- THE EXERCISE: Pull every line containing "image" out of the material below.

- WORKING DATA:
------------
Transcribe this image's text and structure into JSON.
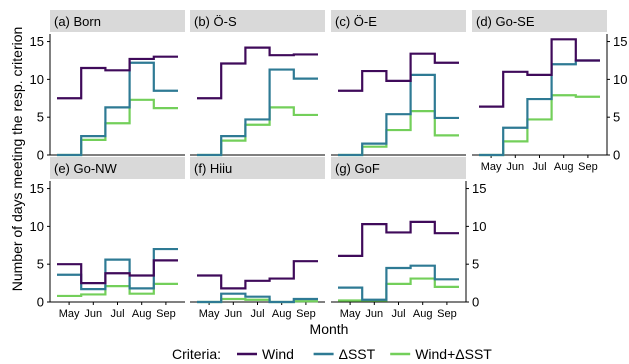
------------
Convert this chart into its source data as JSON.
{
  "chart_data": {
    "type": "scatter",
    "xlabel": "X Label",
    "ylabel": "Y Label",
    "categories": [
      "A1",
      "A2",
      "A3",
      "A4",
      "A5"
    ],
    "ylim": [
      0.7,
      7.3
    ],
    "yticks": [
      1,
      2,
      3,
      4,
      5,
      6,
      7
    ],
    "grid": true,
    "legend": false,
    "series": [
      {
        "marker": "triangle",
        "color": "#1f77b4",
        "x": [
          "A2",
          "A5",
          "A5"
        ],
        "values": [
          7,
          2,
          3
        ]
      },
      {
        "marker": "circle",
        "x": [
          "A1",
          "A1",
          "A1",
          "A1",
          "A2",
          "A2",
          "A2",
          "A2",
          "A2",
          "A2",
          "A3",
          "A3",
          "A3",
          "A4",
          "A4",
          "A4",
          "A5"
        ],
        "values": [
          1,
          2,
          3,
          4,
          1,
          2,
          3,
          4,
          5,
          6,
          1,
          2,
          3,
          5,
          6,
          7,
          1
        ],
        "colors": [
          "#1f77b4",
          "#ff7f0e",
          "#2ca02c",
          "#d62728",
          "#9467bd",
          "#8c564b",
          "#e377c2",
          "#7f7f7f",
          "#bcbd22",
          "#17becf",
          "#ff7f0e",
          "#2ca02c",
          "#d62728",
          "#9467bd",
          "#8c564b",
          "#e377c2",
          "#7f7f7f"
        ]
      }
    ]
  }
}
------------
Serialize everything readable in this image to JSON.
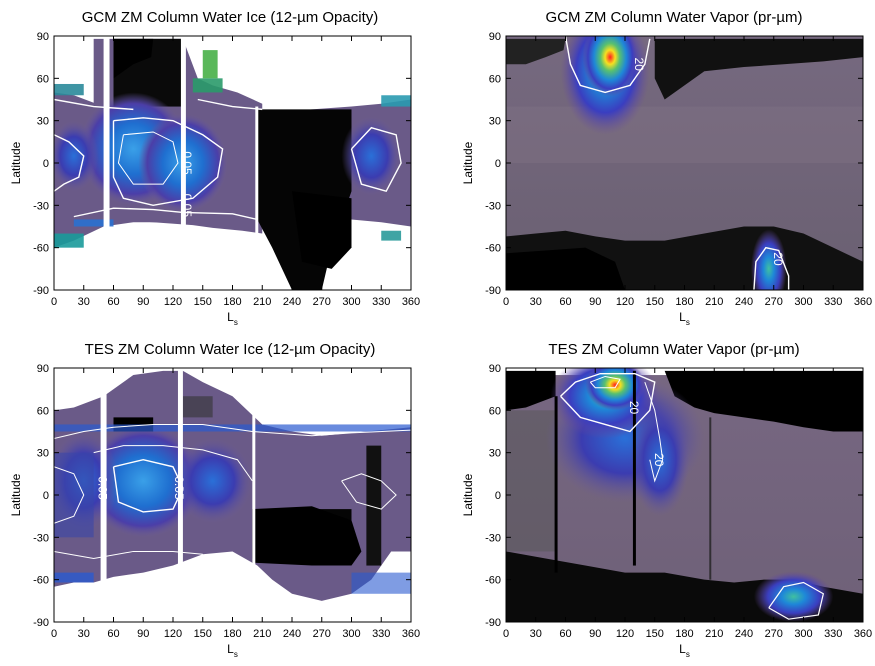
------------
- TASK SOLUTION:
Transcribe this image's text and structure into JSON.
Serialize everything readable in this image to JSON.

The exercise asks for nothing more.